Dataset records:
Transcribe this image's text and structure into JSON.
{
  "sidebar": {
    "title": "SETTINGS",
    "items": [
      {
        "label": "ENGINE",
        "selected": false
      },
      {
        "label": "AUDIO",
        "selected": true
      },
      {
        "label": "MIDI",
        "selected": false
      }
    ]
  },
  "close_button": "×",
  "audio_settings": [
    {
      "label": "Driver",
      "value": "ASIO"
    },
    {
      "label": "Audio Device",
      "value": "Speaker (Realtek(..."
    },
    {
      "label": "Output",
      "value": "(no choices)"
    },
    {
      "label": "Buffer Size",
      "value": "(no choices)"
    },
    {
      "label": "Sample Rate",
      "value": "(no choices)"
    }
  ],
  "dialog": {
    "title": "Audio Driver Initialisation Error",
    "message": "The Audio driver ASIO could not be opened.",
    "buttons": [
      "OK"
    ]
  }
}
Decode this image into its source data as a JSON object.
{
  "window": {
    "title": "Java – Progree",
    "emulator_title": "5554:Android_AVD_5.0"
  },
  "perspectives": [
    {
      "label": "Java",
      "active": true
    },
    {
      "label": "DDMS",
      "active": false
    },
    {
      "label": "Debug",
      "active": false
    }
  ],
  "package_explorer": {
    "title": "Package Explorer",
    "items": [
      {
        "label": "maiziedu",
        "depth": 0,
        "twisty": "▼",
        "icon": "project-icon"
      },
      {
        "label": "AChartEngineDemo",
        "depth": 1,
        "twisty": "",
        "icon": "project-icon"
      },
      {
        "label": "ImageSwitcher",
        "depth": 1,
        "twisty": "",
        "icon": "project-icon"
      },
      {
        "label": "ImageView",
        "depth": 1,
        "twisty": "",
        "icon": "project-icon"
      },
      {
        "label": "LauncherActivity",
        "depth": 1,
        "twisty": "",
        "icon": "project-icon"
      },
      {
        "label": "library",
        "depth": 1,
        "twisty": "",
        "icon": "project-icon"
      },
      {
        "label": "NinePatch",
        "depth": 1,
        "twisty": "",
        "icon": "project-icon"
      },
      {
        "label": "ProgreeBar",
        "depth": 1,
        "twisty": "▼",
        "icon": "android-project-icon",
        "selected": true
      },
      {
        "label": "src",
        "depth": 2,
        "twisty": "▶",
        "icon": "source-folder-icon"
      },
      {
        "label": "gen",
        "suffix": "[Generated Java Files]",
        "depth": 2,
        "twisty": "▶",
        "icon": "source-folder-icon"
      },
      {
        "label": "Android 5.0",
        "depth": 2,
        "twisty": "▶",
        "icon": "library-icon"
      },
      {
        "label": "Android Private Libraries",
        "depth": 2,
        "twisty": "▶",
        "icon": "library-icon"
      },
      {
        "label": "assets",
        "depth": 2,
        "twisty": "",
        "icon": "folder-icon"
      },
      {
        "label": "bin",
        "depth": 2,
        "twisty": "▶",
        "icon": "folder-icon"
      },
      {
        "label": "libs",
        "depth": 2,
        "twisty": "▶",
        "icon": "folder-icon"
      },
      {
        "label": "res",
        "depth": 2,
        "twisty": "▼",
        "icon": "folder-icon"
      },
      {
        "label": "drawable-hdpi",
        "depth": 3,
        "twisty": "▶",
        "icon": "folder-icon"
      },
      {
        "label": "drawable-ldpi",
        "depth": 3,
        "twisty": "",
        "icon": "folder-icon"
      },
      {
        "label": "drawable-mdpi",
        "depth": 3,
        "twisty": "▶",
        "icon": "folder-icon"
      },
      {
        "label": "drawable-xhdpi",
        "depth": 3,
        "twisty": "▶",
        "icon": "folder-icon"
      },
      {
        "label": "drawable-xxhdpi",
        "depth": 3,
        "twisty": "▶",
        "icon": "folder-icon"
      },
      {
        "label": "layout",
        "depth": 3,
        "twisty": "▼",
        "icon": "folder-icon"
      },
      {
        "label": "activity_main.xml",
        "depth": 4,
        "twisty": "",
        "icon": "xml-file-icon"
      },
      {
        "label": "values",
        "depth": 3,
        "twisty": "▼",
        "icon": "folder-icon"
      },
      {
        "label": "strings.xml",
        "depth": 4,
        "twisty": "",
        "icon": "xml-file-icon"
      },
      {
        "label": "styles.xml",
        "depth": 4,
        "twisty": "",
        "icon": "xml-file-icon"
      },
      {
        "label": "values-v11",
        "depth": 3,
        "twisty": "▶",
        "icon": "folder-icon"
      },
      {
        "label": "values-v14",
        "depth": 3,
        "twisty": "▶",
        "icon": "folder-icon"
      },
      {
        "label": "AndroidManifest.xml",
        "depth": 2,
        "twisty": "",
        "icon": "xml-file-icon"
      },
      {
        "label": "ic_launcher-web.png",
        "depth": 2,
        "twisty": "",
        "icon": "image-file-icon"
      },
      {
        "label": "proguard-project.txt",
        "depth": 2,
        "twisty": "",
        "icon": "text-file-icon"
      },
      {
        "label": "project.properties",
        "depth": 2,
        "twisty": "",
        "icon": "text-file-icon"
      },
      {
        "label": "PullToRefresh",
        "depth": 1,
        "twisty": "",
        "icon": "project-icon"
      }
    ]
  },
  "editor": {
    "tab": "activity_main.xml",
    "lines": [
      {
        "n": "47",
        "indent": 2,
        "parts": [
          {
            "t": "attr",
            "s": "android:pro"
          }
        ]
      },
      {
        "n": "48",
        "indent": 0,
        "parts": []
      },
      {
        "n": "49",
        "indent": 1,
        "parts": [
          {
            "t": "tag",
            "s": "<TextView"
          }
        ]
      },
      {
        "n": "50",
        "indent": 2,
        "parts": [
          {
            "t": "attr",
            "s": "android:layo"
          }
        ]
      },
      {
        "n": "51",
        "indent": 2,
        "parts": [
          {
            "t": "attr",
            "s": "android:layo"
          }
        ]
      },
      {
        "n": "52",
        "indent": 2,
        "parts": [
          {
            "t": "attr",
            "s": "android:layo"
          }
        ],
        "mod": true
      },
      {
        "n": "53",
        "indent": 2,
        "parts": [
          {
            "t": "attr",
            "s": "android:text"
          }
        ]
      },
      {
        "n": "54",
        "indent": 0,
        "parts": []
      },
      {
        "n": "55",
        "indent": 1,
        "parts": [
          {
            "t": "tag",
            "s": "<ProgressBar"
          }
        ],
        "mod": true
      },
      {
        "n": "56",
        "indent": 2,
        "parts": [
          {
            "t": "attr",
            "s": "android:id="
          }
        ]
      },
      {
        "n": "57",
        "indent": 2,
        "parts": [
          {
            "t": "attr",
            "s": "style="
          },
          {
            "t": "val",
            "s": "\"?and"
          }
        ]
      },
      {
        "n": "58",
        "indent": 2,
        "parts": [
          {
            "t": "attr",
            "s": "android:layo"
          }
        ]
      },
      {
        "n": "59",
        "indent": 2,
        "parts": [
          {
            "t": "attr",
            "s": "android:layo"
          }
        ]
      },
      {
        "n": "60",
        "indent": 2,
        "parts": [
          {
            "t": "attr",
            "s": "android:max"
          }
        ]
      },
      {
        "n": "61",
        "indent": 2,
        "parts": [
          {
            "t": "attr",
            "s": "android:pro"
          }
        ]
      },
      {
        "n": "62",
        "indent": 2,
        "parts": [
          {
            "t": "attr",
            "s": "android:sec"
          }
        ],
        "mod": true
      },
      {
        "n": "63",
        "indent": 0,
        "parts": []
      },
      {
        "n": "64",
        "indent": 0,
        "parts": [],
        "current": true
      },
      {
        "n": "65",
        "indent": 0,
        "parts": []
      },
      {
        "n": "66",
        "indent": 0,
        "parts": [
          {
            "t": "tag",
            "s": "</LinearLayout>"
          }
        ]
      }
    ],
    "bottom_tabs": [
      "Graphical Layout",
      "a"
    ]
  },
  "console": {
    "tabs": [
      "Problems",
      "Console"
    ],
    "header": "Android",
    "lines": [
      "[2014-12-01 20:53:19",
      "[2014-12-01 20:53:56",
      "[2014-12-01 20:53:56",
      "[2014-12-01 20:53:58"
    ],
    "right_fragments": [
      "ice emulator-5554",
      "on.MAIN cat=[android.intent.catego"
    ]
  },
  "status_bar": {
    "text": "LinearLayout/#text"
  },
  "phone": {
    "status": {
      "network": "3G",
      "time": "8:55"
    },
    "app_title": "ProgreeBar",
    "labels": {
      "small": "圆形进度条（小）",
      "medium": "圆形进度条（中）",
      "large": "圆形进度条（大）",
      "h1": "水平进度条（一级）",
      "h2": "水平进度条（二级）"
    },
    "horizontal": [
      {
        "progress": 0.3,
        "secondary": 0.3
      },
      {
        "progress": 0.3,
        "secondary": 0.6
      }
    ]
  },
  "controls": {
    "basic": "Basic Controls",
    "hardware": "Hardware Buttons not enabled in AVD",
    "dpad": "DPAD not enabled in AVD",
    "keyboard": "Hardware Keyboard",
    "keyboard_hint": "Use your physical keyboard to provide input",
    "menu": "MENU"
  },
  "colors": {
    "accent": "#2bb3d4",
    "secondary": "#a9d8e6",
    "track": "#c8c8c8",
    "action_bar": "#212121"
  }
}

Task brief: Find the lines above that contain the word "LinearLayout" and collect them.

The result:
            "s": "</LinearLayout>"
    "text": "LinearLayout/#text"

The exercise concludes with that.